# [Work instructions]
List each line of the data in which the string "Hoogst" appears.

# [Material]
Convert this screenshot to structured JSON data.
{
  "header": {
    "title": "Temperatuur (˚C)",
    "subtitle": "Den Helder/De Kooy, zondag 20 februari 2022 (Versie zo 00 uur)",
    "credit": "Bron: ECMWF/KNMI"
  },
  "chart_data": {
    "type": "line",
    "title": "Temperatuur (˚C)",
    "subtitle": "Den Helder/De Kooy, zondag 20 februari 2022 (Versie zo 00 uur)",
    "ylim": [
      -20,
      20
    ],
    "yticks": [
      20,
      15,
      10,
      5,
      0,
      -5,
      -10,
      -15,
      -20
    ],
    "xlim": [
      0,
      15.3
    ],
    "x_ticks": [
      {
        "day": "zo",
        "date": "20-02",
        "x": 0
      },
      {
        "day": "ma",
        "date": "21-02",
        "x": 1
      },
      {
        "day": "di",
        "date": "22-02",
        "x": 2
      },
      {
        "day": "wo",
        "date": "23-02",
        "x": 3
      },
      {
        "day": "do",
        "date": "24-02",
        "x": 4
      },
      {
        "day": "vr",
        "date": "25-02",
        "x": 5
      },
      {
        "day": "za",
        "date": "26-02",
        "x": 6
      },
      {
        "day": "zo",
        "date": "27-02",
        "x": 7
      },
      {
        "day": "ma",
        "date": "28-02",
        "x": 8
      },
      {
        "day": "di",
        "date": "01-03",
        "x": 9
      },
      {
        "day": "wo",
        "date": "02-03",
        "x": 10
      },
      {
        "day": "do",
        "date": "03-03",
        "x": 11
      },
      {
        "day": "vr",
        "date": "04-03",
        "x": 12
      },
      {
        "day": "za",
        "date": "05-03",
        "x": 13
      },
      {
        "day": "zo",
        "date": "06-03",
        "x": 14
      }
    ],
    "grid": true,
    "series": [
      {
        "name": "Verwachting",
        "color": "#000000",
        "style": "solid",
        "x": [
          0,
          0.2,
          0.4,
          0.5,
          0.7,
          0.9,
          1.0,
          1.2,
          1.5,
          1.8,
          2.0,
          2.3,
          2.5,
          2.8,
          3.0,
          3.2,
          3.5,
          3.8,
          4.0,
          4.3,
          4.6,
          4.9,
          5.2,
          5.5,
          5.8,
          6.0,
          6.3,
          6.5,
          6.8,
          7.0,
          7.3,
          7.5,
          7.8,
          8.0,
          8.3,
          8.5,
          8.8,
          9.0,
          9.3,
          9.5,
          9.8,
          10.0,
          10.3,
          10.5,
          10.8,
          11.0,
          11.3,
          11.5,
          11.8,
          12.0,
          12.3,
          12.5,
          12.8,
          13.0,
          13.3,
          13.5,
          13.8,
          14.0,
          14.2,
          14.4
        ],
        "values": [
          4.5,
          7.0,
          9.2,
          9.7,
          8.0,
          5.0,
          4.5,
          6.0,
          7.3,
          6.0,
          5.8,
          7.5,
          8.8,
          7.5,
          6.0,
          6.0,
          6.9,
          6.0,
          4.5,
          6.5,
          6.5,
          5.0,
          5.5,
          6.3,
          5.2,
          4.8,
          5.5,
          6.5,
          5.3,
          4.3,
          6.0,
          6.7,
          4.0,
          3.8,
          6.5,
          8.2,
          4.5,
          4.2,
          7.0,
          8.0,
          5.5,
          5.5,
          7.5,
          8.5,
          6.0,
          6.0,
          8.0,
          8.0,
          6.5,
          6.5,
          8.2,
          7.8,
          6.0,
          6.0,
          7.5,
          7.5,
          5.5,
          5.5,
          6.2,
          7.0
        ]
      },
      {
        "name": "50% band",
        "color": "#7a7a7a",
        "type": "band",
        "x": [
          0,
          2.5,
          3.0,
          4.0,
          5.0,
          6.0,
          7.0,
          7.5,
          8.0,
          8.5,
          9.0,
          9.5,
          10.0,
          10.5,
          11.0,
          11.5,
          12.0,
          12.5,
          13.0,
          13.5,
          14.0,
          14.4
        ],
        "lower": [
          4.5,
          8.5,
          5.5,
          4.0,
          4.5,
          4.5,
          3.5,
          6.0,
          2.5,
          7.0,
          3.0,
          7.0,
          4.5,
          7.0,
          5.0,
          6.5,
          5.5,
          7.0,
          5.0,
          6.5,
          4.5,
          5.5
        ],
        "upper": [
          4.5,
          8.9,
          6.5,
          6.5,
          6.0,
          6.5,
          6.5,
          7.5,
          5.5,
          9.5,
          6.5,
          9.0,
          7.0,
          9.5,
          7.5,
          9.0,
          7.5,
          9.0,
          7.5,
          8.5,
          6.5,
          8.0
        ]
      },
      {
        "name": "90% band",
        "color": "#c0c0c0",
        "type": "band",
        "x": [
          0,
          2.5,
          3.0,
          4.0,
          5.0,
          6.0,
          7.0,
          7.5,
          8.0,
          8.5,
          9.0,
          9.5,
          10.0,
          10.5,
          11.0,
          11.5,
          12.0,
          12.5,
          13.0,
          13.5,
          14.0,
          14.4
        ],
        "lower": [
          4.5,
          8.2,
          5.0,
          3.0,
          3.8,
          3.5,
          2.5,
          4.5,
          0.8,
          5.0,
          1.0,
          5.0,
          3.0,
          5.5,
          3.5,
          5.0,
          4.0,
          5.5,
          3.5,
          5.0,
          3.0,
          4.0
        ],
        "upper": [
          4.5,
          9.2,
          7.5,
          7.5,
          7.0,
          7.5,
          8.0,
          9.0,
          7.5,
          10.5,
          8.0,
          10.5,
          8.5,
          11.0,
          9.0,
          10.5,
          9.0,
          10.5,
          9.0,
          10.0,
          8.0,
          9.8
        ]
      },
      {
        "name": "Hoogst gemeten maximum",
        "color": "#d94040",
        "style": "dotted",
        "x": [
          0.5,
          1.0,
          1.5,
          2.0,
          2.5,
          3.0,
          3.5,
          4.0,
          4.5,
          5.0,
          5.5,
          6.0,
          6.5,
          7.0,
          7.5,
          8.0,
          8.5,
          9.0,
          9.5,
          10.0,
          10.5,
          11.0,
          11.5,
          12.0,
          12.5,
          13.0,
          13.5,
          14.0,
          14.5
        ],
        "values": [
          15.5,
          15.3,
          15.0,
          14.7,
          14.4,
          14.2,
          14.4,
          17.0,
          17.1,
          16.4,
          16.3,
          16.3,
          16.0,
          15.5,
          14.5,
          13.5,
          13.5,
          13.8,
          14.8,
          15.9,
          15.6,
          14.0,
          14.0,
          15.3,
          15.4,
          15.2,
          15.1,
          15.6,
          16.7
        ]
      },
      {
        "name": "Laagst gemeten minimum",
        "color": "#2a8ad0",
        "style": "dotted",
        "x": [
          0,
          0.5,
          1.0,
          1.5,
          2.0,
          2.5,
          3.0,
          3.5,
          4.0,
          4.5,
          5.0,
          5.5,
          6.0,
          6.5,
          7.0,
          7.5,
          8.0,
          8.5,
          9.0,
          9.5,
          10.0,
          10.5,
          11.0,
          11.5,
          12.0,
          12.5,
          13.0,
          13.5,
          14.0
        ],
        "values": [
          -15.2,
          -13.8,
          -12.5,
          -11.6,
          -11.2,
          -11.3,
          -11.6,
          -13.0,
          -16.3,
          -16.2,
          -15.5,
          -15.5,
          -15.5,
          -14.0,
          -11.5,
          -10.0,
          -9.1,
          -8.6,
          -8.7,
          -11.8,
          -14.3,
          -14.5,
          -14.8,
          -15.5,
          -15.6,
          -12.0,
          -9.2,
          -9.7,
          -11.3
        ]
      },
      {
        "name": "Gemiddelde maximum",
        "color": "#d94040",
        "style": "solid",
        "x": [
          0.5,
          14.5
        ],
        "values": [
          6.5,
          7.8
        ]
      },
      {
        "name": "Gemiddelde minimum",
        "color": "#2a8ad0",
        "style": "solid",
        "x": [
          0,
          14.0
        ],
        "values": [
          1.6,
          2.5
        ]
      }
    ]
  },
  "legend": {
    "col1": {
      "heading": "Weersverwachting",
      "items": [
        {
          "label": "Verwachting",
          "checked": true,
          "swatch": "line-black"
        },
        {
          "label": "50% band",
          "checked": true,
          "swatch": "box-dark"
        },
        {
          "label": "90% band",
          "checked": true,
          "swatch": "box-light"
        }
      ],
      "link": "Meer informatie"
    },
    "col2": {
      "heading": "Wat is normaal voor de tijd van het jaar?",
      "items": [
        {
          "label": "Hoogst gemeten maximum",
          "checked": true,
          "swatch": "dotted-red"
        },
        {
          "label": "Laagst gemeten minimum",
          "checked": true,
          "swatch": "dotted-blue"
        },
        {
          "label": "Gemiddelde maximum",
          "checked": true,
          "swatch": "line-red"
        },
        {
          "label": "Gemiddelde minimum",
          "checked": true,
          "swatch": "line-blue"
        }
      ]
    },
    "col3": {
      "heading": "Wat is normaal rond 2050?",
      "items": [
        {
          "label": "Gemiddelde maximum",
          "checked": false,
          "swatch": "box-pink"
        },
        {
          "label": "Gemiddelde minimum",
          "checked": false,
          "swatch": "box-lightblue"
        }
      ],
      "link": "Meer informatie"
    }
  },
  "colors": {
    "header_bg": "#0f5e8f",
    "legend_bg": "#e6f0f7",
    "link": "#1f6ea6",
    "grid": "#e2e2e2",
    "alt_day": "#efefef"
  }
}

# [Exercise output]
        "name": "Hoogst gemeten maximum",
          "label": "Hoogst gemeten maximum",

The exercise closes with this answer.